Given instruction
Provide the number of lines where the word "temperature" occurs, and no other text.

Entries shown
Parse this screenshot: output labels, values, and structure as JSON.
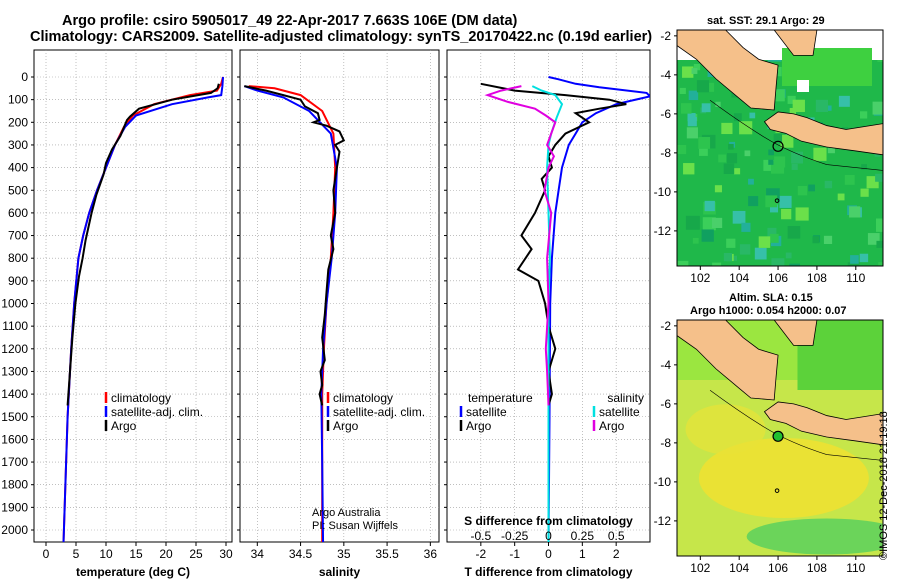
{
  "header": {
    "title_line1": "Argo profile: csiro 5905017_49 22-Apr-2017 7.663S 106E (DM data)",
    "title_line2": "Climatology: CARS2009. Satellite-adjusted climatology: synTS_20170422.nc (0.19d earlier)"
  },
  "colors": {
    "climatology": "#ff0000",
    "satellite": "#0000ff",
    "argo": "#000000",
    "sat_salinity": "#00e0e0",
    "argo_salinity": "#e000e0",
    "land": "#f5c08a"
  },
  "map_sst": {
    "title": "sat. SST: 29.1 Argo: 29",
    "x_ticks": [
      "102",
      "104",
      "106",
      "108",
      "110"
    ],
    "y_ticks": [
      "-2",
      "-4",
      "-6",
      "-8",
      "-10",
      "-12"
    ],
    "float_position": {
      "lon": 106.0,
      "lat": -7.663
    }
  },
  "map_sla": {
    "title_line1": "Altim. SLA: 0.15",
    "title_line2": "Argo h1000: 0.054 h2000: 0.07",
    "x_ticks": [
      "102",
      "104",
      "106",
      "108",
      "110"
    ],
    "y_ticks": [
      "-2",
      "-4",
      "-6",
      "-8",
      "-10",
      "-12"
    ],
    "float_position": {
      "lon": 106.0,
      "lat": -7.663
    }
  },
  "credit": "©IMOS 12-Dec-2018 21:19:18",
  "chart_data": [
    {
      "type": "line",
      "name": "temperature",
      "xlabel": "temperature (deg C)",
      "ylabel": "",
      "xlim": [
        -2,
        31
      ],
      "ylim": [
        2080,
        0
      ],
      "x_ticks": [
        0,
        5,
        10,
        15,
        20,
        25,
        30
      ],
      "x_tick_labels": [
        "0",
        "5",
        "10",
        "15",
        "20",
        "25",
        "30"
      ],
      "y_ticks": [
        0,
        100,
        200,
        300,
        400,
        500,
        600,
        700,
        800,
        900,
        1000,
        1100,
        1200,
        1300,
        1400,
        1500,
        1600,
        1700,
        1800,
        1900,
        2000
      ],
      "y_tick_labels": [
        "0",
        "100",
        "200",
        "300",
        "400",
        "500",
        "600",
        "700",
        "800",
        "900",
        "1000",
        "1100",
        "1200",
        "1300",
        "1400",
        "1500",
        "1600",
        "1700",
        "1800",
        "1900",
        "2000"
      ],
      "legend": {
        "position": "bottom-right",
        "entries": [
          "climatology",
          "satellite-adj. clim.",
          "Argo"
        ]
      },
      "series": [
        {
          "name": "climatology",
          "color": "#ff0000",
          "x": [
            29.5,
            29.2,
            28.5,
            24,
            18,
            14.5,
            13,
            11.5,
            10,
            8.5,
            7.2,
            6.2,
            5.4,
            4.7,
            4.2,
            3.6,
            2.9
          ],
          "y": [
            0,
            30,
            60,
            80,
            120,
            170,
            220,
            300,
            400,
            500,
            600,
            700,
            800,
            1000,
            1200,
            1500,
            2070
          ]
        },
        {
          "name": "satellite-adj. clim.",
          "color": "#0000ff",
          "x": [
            29.5,
            29.4,
            29.2,
            27,
            21,
            15,
            13.2,
            11.5,
            10,
            8.5,
            7.2,
            6.2,
            5.4,
            4.7,
            4.2,
            3.6,
            2.9
          ],
          "y": [
            0,
            40,
            80,
            90,
            120,
            170,
            220,
            300,
            400,
            500,
            600,
            700,
            800,
            1000,
            1200,
            1500,
            2070
          ]
        },
        {
          "name": "Argo",
          "color": "#000000",
          "x": [
            28.8,
            28.6,
            27.5,
            21,
            15.5,
            14,
            13.5,
            12.4,
            11,
            10,
            9.6,
            8.4,
            7.6,
            7.1,
            6.6,
            6.1,
            5.5,
            4.9,
            4.4,
            4.0,
            3.6
          ],
          "y": [
            30,
            50,
            70,
            100,
            140,
            175,
            190,
            260,
            320,
            380,
            430,
            520,
            600,
            660,
            720,
            800,
            880,
            1000,
            1150,
            1300,
            1450
          ]
        }
      ]
    },
    {
      "type": "line",
      "name": "salinity",
      "xlabel": "salinity",
      "ylabel": "",
      "xlim": [
        33.8,
        36.1
      ],
      "ylim": [
        2080,
        0
      ],
      "x_ticks": [
        34,
        34.5,
        35,
        35.5,
        36
      ],
      "x_tick_labels": [
        "34",
        "34.5",
        "35",
        "35.5",
        "36"
      ],
      "legend": {
        "position": "bottom-right",
        "entries": [
          "climatology",
          "satellite-adj. clim.",
          "Argo"
        ]
      },
      "annotation": [
        "Argo Australia",
        "PI: Susan Wijffels"
      ],
      "series": [
        {
          "name": "climatology",
          "color": "#ff0000",
          "x": [
            33.9,
            34.2,
            34.5,
            34.75,
            34.88,
            34.9,
            34.88,
            34.85,
            34.8,
            34.77,
            34.75,
            34.75,
            34.75
          ],
          "y": [
            40,
            50,
            80,
            150,
            250,
            400,
            600,
            800,
            1000,
            1200,
            1400,
            1700,
            2070
          ]
        },
        {
          "name": "satellite-adj. clim.",
          "color": "#0000ff",
          "x": [
            33.85,
            34.0,
            34.3,
            34.6,
            34.85,
            34.92,
            34.9,
            34.86,
            34.8,
            34.76,
            34.74,
            34.75,
            34.76
          ],
          "y": [
            40,
            60,
            90,
            150,
            250,
            400,
            600,
            800,
            1000,
            1200,
            1400,
            1700,
            2070
          ]
        },
        {
          "name": "Argo",
          "color": "#000000",
          "x": [
            33.85,
            34.1,
            34.3,
            34.5,
            34.55,
            34.7,
            34.72,
            34.65,
            34.8,
            34.95,
            35.0,
            34.9,
            34.95,
            34.92,
            34.88,
            34.9,
            34.85,
            34.88,
            34.82,
            34.8,
            34.78,
            34.75,
            34.78,
            34.73,
            34.75,
            34.72,
            34.75
          ],
          "y": [
            40,
            60,
            80,
            100,
            130,
            160,
            190,
            200,
            215,
            240,
            280,
            300,
            330,
            400,
            500,
            600,
            700,
            760,
            850,
            950,
            1050,
            1150,
            1250,
            1300,
            1360,
            1400,
            1450
          ]
        }
      ]
    },
    {
      "type": "line",
      "name": "difference",
      "xlabel": "T difference from climatology",
      "xlabel_secondary": "S difference from climatology",
      "xlim": [
        -3.0,
        3.0
      ],
      "ylim": [
        2080,
        0
      ],
      "x_ticks": [
        -2,
        -1,
        0,
        1,
        2
      ],
      "x_tick_labels": [
        "-2",
        "-1",
        "0",
        "1",
        "2"
      ],
      "x2_ticks": [
        -0.5,
        -0.25,
        0,
        0.25,
        0.5
      ],
      "x2_tick_labels": [
        "-0.5",
        "-0.25",
        "0",
        "0.25",
        "0.5"
      ],
      "legend": {
        "position": "bottom",
        "temperature_title": "temperature",
        "salinity_title": "salinity",
        "entries": [
          "satellite",
          "Argo",
          "satellite",
          "Argo"
        ]
      },
      "series": [
        {
          "name": "temperature satellite",
          "color": "#0000ff",
          "x": [
            0,
            0.3,
            0.8,
            1.5,
            2.9,
            3.0,
            2.0,
            1.4,
            1.0,
            0.8,
            0.6,
            0.4,
            0.3,
            0.2,
            0.1,
            0.05,
            0.03,
            0
          ],
          "y": [
            0,
            10,
            30,
            45,
            70,
            85,
            120,
            160,
            200,
            250,
            300,
            400,
            500,
            600,
            800,
            1000,
            1500,
            2070
          ]
        },
        {
          "name": "temperature Argo",
          "color": "#000000",
          "x": [
            -2.0,
            -1.0,
            0.5,
            1.8,
            2.3,
            1.5,
            0.8,
            1.2,
            0.5,
            0.2,
            0.0,
            0.1,
            -0.2,
            -0.1,
            -0.4,
            -0.8,
            -0.5,
            -0.9,
            -0.3,
            -0.1,
            0.0,
            0.2,
            0.0,
            0.1,
            0.0
          ],
          "y": [
            30,
            60,
            80,
            100,
            120,
            140,
            160,
            200,
            250,
            300,
            350,
            400,
            450,
            500,
            600,
            700,
            760,
            850,
            900,
            1000,
            1100,
            1200,
            1300,
            1400,
            1450
          ]
        },
        {
          "name": "salinity satellite",
          "color": "#00e0e0",
          "x": [
            -0.12,
            -0.05,
            0.05,
            0.1,
            0.06,
            0.02,
            0.0,
            -0.01,
            0.0,
            0.01,
            0.0,
            0.0,
            0.0,
            0.0
          ],
          "y": [
            40,
            60,
            80,
            120,
            180,
            250,
            300,
            400,
            600,
            800,
            1000,
            1200,
            1600,
            2070
          ]
        },
        {
          "name": "salinity Argo",
          "color": "#e000e0",
          "x": [
            -0.2,
            -0.35,
            -0.45,
            -0.3,
            -0.1,
            -0.02,
            0.05,
            0.02,
            -0.01,
            0.04,
            0.0,
            -0.03,
            0.02,
            -0.01,
            0.0,
            -0.02,
            -0.01,
            0.0
          ],
          "y": [
            40,
            60,
            80,
            110,
            140,
            170,
            200,
            250,
            300,
            350,
            400,
            500,
            600,
            800,
            1000,
            1200,
            1300,
            1450
          ]
        }
      ]
    }
  ]
}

The reply
5